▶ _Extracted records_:
§ §
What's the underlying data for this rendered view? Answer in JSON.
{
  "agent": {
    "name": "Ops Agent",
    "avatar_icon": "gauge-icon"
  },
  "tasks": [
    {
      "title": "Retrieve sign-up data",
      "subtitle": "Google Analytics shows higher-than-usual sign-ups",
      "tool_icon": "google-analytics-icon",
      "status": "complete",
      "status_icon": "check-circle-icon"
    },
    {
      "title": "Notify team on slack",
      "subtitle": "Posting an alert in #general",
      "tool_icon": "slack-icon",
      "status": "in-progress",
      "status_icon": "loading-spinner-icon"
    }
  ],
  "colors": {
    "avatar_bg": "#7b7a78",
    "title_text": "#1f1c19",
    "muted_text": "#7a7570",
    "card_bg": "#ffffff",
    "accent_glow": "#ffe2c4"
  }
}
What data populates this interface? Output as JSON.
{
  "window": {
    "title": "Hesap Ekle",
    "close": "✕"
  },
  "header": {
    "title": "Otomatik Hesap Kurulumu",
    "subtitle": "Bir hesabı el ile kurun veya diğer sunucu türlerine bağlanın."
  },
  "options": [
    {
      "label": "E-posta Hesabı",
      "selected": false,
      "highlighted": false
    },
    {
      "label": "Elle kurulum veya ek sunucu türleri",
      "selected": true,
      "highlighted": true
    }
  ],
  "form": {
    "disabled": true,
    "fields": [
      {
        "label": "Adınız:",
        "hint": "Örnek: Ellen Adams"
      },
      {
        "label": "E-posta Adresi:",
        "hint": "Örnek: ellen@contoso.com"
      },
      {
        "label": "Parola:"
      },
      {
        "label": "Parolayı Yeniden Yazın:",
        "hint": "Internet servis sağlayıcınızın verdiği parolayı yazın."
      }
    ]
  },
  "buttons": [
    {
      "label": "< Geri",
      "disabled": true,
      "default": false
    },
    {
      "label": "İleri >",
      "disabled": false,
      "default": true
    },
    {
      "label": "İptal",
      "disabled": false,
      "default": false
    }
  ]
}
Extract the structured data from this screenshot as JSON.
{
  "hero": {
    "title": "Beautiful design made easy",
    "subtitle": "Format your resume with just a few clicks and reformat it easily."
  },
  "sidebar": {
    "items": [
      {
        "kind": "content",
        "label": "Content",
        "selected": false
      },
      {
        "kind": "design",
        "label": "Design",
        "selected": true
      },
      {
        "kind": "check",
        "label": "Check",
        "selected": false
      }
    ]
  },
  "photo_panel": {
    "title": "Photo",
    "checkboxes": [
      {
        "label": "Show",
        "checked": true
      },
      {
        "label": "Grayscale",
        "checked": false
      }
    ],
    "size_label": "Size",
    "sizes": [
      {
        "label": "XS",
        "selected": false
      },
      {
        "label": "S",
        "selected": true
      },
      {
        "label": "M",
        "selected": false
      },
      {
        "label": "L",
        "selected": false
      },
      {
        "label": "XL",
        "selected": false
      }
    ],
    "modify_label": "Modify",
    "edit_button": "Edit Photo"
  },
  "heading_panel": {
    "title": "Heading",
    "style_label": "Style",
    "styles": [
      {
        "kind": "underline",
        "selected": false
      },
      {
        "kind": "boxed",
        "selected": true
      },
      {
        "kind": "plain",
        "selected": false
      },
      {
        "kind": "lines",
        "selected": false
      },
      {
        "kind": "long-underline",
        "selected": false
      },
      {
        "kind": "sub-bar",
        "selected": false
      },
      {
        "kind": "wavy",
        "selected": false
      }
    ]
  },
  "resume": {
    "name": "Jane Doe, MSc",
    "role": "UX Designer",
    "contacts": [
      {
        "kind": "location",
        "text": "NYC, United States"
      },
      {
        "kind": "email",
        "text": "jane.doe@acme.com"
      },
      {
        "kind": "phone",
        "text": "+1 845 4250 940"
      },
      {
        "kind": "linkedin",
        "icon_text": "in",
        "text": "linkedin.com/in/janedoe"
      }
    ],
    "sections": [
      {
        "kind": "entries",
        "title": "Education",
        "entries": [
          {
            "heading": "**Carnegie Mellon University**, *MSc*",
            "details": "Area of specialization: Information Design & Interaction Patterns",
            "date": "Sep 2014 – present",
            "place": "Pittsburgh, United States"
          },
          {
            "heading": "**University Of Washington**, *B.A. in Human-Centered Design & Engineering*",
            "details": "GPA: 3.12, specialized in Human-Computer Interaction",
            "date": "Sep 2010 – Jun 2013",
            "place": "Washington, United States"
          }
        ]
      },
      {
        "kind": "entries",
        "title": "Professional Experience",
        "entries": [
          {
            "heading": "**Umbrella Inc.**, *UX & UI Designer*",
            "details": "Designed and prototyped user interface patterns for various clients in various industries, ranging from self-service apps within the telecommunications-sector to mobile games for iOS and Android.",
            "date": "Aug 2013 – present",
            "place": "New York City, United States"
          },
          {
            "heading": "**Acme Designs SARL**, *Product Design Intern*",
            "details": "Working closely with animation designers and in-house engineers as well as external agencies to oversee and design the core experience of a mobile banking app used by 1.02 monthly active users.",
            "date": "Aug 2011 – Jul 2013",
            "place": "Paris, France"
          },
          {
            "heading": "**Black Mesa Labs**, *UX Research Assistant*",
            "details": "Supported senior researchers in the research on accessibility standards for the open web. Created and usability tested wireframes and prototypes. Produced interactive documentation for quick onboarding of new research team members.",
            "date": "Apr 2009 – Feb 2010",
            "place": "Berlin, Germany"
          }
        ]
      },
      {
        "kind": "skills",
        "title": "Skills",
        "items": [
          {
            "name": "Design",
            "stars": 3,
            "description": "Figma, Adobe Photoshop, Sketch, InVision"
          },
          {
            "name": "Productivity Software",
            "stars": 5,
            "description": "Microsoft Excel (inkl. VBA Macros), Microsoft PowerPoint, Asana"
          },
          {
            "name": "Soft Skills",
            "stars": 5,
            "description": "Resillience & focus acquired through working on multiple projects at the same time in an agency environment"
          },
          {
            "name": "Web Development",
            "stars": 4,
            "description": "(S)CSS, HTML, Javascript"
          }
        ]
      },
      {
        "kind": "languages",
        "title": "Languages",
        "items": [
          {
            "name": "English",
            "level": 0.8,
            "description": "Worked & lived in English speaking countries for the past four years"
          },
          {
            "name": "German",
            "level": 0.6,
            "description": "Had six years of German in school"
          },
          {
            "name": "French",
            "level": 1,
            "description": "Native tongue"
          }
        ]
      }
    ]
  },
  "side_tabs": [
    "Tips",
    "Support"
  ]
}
§ §
▶ _Task brief_:
Find the string "this" in the entries above and return each line that holds it.

▶ _Exercise result_:
What's the underlying data for this rendered view? Answer in JSON.
What data populates this interface? Output as JSON.
Extract the structured data from this screenshot as JSON.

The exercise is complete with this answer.